→ **Seu objetivo**:
Retome o texto sobre a terceira onda da COVID-19 no Brasil e escreva a continuação logo após a última frase.

→ **Trecho do documento**:

※

Para o pesquisador, o Brasil já vive a terceira onda da COVID-19.
“A segunda onda nem chegou a cair substancialmente quando emergiu a nova variante [P.1.] e o número de casos voltou a acelerar. De quatro semanas para cá temos quebrado recorde atrás de recorde”, diz.
Tendo em vista a situação atual que vive o país, o professor calcula que devem morrer mais 100 mil brasileiros até o fim do ano devido ao atraso da vacinação.
“Devemos ter entre 30 e 40 milhões de doses para o primeiro semestre e isso não dá para atender nem metade do grupo considerado de risco, que abrange 77 milhões de pessoas. Com 40 milhões de doses só vacinaremos 20 milhões de indivíduos nesse período, ou seja, menos de um terço do necessário”, aponta.
O pesquisador diz também que o impacto da vacinação no curso da epidemia será praticamente nulo no primeiro semestre de 2021.
“Se os casos começarem a cair certamente será pelo curso natural da doença ou pelas medidas de isolamento social, que estão cada vez mais difíceis de serem implementadas”, explica.

※

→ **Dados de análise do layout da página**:
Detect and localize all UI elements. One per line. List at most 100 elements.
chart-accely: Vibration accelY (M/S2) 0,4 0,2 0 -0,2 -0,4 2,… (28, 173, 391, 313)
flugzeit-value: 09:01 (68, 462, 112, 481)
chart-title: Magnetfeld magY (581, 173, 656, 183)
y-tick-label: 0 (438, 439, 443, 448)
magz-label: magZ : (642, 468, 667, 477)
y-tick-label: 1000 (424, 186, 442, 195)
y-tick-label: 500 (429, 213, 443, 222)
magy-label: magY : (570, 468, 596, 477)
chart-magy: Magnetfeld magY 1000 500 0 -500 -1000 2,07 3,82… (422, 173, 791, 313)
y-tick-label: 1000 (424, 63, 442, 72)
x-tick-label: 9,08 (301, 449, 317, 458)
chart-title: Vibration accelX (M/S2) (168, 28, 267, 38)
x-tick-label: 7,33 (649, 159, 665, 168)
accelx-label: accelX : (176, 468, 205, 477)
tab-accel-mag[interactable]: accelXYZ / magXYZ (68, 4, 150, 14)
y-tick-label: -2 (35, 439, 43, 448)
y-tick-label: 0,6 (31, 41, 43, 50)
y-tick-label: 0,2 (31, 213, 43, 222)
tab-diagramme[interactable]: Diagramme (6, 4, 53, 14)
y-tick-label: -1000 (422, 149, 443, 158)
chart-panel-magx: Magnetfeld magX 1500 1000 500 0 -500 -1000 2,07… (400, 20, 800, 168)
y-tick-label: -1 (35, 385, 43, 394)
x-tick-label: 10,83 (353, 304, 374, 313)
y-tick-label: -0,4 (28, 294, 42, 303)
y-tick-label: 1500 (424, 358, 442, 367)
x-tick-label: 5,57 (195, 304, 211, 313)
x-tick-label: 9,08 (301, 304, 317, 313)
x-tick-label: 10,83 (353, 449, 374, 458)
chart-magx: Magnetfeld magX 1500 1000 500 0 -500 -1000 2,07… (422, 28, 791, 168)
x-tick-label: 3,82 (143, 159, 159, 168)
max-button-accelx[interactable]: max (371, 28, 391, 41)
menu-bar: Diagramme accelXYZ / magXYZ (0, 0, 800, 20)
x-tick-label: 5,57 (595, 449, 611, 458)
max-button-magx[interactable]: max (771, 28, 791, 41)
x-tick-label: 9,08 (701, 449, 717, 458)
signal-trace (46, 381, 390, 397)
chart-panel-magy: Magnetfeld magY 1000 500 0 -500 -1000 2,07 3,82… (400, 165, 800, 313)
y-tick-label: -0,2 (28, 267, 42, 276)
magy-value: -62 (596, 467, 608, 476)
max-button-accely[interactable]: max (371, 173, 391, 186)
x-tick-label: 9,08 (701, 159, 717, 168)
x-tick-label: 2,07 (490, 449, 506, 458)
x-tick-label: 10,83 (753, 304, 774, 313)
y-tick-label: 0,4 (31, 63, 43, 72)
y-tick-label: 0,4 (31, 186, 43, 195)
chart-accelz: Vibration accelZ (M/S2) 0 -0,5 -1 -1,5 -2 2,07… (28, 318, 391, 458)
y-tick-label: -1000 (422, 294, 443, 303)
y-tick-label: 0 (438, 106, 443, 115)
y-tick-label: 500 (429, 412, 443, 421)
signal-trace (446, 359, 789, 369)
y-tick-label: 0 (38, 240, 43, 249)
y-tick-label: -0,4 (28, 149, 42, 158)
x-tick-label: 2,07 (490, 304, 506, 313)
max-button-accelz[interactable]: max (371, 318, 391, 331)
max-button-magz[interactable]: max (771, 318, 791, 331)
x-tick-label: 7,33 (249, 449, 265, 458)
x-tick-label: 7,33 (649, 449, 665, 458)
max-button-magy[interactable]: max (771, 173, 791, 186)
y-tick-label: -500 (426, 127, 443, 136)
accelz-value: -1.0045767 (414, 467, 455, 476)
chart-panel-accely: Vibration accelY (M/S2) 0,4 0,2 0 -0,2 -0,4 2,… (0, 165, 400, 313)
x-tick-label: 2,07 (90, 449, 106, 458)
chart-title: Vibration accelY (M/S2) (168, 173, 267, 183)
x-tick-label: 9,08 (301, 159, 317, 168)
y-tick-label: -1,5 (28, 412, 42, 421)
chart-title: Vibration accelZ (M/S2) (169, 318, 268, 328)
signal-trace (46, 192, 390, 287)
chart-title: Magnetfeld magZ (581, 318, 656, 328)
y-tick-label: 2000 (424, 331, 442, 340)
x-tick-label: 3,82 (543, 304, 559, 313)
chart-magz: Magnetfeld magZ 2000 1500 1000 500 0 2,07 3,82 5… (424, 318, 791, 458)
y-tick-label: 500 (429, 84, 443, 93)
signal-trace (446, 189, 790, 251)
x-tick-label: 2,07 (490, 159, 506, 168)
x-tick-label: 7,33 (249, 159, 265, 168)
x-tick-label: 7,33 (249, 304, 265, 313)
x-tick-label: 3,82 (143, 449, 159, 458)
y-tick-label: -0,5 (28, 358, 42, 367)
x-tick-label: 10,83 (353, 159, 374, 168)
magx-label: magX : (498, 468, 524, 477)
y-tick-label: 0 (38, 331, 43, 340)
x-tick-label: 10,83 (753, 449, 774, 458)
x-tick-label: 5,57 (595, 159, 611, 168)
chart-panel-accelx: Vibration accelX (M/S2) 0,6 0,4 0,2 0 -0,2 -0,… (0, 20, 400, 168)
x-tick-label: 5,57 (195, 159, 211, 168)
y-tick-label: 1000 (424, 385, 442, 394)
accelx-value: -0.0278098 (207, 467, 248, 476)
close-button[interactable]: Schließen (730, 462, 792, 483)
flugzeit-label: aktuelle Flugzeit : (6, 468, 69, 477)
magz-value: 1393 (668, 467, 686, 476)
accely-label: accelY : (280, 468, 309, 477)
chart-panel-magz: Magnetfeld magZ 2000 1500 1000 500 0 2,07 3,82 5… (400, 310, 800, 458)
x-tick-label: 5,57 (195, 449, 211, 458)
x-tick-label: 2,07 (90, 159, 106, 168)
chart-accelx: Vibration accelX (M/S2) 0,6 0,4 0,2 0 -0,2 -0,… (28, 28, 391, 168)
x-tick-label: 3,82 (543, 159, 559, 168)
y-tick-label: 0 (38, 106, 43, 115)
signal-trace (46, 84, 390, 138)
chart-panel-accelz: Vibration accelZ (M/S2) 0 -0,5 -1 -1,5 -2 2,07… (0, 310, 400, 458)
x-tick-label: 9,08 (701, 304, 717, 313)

※

→ **Resposta abaixo**:
O segundo estudo sobre este tema foi conduzido por Thomas Vilches, pós-doutorando no Instituto de Matemática, Estatística e Computação Científica da Universidade Estadual de Campinas (Unicamp), e teve a colaboração de pesquisadores da Universidade Estadual Paulista (Unesp) em Botucatu.
O pesquisador também usou a modelagem matemática e projetou 18 cenários relacionados ao impacto da campanha de vacinação no número de internações e mortes por covid-19 em São Paulo no atual pico epidêmico.
Entre os fatores que se modificam nos diferentes cenários estão: a vacina utilizada (CoronaVac ou Covidshield), a velocidade na distribuição das doses (630 mil ou 1,2 milhão ao dia em todo o país), a proteção de cada imunizante contra sintomas severos (que variou entre 0% e 100%), a proteção das vacinas contra a infecção (que também variou de 0% a 100%) e o grau de percepção de risco de cada indivíduo vacinado, ou seja, o quanto ele respeita as medidas de isolamento.
Ao ajustar o modelo, os pesquisadores consideraram que em torno de 20% da população paulista já havia sido infectada e apresentava anticorpos contra o SARS-CoV-2. Além disso, considerou-se uma taxa de transmissão do vírus de 1,04 (cada 100 infectados sintomáticos geram outros 104 sintomáticos).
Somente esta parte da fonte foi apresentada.